◆ WRITTEN REQUEST
Search the listing for the string "plaatsen" and copy every line that contains it.

Stored data:
....

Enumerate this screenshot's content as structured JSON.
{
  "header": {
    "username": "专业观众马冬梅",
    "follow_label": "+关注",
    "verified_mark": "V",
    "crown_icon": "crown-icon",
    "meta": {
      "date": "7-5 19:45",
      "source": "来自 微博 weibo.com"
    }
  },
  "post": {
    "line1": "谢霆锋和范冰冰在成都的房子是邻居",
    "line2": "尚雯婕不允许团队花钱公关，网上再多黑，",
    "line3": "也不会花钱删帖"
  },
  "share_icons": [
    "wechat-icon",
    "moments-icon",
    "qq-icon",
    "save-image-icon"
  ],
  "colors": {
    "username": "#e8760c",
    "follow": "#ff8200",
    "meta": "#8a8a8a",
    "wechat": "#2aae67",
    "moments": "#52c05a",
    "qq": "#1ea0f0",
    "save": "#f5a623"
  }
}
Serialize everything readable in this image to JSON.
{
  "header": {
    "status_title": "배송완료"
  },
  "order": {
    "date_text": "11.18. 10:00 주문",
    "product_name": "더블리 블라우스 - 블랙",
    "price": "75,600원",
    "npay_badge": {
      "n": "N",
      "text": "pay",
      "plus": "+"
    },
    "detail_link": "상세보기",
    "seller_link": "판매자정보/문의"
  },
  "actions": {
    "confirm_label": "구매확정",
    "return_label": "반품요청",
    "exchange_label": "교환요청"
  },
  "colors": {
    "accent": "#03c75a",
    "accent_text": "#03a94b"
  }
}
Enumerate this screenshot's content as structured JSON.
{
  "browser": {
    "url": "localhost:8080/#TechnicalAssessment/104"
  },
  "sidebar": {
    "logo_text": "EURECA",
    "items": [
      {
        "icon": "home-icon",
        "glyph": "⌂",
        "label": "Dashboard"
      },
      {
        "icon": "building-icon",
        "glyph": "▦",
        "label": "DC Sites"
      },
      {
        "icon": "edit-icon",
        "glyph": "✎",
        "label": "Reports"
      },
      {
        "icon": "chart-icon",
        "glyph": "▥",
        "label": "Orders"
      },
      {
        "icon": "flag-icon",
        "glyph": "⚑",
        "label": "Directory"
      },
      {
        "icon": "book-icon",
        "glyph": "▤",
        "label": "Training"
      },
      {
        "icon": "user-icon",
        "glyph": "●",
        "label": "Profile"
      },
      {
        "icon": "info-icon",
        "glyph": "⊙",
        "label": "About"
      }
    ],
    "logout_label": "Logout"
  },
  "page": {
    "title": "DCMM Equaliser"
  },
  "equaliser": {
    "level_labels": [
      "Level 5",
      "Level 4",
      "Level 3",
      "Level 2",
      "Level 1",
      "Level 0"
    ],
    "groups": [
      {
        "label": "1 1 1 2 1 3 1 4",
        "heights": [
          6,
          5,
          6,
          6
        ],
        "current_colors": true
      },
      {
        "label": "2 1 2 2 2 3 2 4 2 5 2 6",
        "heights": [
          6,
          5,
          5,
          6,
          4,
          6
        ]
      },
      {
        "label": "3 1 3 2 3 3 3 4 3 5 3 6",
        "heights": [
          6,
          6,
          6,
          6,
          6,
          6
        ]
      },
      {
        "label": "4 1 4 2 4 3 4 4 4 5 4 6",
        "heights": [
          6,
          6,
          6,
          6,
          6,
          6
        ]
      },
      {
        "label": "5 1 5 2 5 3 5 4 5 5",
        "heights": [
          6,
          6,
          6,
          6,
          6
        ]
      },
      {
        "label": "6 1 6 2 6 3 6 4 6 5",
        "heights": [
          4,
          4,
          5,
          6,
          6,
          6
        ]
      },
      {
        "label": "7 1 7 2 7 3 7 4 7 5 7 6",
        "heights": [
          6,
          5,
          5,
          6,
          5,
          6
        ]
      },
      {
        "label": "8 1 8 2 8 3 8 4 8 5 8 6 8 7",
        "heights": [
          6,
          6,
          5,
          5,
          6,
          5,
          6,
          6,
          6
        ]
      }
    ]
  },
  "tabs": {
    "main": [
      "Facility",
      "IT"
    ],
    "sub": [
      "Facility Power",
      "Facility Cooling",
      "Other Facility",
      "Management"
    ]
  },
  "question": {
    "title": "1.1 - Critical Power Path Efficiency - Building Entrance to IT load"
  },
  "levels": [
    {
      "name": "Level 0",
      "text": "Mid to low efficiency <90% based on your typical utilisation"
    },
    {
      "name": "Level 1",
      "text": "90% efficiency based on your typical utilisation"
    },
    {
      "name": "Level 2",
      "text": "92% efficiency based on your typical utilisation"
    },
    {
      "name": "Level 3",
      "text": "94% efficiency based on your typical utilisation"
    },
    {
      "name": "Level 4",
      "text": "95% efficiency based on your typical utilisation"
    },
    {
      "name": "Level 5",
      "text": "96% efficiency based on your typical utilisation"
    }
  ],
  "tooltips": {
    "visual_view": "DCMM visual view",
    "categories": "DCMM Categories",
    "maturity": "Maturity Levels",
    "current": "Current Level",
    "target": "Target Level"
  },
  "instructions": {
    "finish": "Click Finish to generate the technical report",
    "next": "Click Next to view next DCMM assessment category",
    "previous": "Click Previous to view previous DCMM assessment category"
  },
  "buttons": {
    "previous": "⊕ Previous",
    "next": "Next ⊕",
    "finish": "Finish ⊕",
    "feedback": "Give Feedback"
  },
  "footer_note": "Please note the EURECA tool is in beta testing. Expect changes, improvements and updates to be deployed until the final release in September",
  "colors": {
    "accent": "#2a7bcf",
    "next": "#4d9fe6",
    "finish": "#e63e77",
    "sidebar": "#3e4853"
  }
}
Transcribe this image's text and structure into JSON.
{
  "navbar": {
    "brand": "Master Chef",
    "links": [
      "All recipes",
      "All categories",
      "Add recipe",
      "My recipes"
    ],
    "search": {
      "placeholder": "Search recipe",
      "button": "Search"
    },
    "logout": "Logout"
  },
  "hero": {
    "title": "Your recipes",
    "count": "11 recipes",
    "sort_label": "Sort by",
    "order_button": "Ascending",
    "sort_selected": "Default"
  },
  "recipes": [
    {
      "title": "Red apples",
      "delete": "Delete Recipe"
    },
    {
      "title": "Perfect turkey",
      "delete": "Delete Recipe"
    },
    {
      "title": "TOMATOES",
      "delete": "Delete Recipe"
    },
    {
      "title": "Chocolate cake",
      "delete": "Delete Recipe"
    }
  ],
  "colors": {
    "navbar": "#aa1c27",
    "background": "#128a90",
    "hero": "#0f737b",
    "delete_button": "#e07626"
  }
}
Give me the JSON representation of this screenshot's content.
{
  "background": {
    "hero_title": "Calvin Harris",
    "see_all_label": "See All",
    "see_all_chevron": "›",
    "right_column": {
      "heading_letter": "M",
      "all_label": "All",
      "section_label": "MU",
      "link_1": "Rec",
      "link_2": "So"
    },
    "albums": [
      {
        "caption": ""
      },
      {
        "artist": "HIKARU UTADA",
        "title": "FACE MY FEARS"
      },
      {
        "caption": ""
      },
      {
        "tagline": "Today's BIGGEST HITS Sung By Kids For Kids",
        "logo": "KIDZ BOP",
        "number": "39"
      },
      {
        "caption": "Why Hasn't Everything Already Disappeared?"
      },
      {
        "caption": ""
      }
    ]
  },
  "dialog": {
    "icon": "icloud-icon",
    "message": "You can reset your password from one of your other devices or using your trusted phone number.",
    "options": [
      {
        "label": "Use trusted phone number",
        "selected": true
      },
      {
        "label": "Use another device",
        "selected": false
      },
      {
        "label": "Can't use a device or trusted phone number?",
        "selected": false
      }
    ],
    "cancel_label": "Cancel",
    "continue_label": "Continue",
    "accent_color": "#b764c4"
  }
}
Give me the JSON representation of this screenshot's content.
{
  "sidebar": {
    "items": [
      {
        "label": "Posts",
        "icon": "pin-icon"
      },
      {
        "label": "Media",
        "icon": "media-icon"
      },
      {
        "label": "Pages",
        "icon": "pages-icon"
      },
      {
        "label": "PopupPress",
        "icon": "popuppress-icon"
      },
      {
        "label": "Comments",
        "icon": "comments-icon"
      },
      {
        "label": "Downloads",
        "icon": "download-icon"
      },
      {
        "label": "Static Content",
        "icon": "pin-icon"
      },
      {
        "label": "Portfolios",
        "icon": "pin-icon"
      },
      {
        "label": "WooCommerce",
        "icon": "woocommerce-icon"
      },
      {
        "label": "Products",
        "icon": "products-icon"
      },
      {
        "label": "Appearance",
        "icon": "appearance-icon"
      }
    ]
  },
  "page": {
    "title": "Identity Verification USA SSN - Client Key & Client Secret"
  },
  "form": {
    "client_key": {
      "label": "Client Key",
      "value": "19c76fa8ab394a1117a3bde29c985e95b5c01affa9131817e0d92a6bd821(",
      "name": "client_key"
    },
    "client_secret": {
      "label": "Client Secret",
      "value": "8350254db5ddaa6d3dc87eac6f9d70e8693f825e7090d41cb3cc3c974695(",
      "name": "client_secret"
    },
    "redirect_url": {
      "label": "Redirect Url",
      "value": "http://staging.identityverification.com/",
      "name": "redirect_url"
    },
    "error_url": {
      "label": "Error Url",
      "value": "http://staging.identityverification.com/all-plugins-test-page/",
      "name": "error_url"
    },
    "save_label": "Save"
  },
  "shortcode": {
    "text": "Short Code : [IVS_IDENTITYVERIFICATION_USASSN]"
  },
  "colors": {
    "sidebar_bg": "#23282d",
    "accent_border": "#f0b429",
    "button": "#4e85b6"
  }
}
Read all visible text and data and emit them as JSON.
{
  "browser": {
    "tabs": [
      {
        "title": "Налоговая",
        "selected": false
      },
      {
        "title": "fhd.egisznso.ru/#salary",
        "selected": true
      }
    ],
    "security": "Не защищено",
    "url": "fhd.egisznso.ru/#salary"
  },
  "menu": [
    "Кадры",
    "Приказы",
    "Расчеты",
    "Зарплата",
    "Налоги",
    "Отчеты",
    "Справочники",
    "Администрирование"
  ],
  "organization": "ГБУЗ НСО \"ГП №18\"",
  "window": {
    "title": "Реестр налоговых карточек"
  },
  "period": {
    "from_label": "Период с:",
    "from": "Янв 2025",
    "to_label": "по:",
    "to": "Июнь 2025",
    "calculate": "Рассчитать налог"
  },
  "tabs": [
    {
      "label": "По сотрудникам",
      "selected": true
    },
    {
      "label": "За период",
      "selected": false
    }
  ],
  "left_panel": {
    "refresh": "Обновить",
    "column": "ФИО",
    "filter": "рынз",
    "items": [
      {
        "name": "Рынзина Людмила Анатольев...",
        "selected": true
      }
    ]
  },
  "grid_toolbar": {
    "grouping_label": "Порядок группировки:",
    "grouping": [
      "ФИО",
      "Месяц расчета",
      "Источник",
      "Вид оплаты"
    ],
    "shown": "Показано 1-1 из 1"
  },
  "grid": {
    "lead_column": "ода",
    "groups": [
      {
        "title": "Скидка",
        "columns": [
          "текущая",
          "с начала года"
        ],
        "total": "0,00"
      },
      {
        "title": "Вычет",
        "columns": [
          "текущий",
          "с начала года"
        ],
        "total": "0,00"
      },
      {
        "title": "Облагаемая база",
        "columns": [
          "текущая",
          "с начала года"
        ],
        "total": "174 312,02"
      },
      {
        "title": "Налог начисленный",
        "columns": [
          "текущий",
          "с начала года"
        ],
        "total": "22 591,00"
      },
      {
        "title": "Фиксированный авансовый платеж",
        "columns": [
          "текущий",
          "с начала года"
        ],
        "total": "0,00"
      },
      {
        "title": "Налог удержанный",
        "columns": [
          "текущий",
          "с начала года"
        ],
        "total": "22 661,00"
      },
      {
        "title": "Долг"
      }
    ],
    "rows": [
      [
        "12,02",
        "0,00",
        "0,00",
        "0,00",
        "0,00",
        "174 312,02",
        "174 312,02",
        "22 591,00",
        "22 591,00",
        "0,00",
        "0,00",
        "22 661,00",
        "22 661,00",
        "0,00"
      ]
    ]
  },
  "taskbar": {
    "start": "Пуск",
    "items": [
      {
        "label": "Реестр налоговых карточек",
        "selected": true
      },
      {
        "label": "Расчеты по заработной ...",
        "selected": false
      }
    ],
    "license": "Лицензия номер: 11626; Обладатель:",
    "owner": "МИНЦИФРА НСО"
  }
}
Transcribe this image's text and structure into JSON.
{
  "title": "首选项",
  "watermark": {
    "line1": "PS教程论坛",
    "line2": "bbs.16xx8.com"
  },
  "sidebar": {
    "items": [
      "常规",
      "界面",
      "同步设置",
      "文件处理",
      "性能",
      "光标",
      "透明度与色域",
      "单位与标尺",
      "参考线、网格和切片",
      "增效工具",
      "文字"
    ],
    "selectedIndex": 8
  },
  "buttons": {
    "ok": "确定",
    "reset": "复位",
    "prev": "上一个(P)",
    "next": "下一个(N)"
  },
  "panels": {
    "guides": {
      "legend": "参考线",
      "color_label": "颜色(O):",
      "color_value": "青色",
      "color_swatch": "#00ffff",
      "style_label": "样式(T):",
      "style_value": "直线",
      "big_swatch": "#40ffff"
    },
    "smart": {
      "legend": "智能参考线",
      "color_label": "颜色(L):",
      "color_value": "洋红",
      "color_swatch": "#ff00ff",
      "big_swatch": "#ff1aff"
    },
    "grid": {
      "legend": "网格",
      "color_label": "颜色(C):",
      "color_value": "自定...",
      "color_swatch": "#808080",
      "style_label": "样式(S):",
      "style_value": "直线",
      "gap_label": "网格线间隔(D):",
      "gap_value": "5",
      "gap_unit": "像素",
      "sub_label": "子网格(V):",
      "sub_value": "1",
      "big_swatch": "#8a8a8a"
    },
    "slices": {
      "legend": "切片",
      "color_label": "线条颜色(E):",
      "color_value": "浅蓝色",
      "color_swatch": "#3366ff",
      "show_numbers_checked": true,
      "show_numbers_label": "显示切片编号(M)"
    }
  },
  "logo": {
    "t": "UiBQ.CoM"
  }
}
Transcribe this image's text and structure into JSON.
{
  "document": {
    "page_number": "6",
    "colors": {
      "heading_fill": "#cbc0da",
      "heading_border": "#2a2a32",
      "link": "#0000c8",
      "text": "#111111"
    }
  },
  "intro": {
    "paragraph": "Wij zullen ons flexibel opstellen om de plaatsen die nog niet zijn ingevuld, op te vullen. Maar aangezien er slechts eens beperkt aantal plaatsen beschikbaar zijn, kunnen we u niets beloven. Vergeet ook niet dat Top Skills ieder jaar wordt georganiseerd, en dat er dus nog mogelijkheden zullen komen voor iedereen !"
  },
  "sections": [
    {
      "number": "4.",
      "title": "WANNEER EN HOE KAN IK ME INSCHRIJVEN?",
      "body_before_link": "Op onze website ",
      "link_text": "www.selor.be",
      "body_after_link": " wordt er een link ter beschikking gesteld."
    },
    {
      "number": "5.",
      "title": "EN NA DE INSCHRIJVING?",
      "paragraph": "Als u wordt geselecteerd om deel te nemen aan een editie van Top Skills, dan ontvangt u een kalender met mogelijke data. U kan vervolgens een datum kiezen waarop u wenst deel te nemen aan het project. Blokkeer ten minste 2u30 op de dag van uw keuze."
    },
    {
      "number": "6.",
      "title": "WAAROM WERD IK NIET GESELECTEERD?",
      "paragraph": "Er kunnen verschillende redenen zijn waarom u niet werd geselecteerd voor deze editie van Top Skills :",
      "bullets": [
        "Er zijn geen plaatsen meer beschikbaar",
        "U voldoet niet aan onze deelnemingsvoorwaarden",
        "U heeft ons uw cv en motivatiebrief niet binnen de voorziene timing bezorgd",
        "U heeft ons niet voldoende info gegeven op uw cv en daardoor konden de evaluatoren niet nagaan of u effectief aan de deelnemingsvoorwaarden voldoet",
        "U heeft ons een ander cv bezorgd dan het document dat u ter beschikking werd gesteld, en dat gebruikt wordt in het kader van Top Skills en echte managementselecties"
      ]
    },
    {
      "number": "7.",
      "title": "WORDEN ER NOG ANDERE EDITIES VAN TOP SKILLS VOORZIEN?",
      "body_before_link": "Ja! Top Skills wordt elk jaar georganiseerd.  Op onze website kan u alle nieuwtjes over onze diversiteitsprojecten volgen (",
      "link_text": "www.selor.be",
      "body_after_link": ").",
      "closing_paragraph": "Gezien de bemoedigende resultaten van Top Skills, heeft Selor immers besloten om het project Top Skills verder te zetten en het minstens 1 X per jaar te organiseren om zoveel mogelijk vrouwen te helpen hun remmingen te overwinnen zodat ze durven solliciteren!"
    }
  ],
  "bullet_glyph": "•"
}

....

◆ EXERCISE RESPONSE
    "paragraph": "Wij zullen ons flexibel opstellen om de plaatsen die nog niet zijn ingevuld, op te vullen. Maar aangezien er slechts eens beperkt aantal plaatsen beschikbaar zijn, kunnen we u niets beloven. Vergeet ook niet dat Top Skills ieder jaar wordt georganiseerd, en dat er dus nog mogelijkheden zullen komen voor iedereen !"
        "Er zijn geen plaatsen meer beschikbaar",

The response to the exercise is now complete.